- [Required work]: Write out all of the lines below, exactly and completely.

┌──

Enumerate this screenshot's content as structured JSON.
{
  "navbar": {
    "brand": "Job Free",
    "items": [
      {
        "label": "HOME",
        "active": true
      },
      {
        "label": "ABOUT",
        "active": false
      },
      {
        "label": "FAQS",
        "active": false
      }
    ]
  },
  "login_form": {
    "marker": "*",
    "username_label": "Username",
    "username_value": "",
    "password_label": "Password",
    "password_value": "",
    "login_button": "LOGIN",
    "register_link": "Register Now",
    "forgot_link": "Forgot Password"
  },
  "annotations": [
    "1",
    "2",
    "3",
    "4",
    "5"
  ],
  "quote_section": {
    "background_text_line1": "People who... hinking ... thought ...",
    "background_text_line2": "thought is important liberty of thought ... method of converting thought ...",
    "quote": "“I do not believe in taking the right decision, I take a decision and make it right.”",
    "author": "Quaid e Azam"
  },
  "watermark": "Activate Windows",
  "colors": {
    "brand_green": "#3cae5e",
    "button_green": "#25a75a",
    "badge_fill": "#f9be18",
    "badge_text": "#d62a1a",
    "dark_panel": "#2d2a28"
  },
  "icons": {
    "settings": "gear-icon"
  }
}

└──

- [Answer in full]:
Enumerate this screenshot's content as structured JSON.
{
  "navbar": {
    "brand": "Job Free",
    "items": [
      {
        "label": "HOME",
        "active": true
      },
      {
        "label": "ABOUT",
        "active": false
      },
      {
        "label": "FAQS",
        "active": false
      }
    ]
  },
  "login_form": {
    "marker": "*",
    "username_label": "Username",
    "username_value": "",
    "password_label": "Password",
    "password_value": "",
    "login_button": "LOGIN",
    "register_link": "Register Now",
    "forgot_link": "Forgot Password"
  },
  "annotations": [
    "1",
    "2",
    "3",
    "4",
    "5"
  ],
  "quote_section": {
    "background_text_line1": "People who... hinking ... thought ...",
    "background_text_line2": "thought is important liberty of thought ... method of converting thought ...",
    "quote": "“I do not believe in taking the right decision, I take a decision and make it right.”",
    "author": "Quaid e Azam"
  },
  "watermark": "Activate Windows",
  "colors": {
    "brand_green": "#3cae5e",
    "button_green": "#25a75a",
    "badge_fill": "#f9be18",
    "badge_text": "#d62a1a",
    "dark_panel": "#2d2a28"
  },
  "icons": {
    "settings": "gear-icon"
  }
}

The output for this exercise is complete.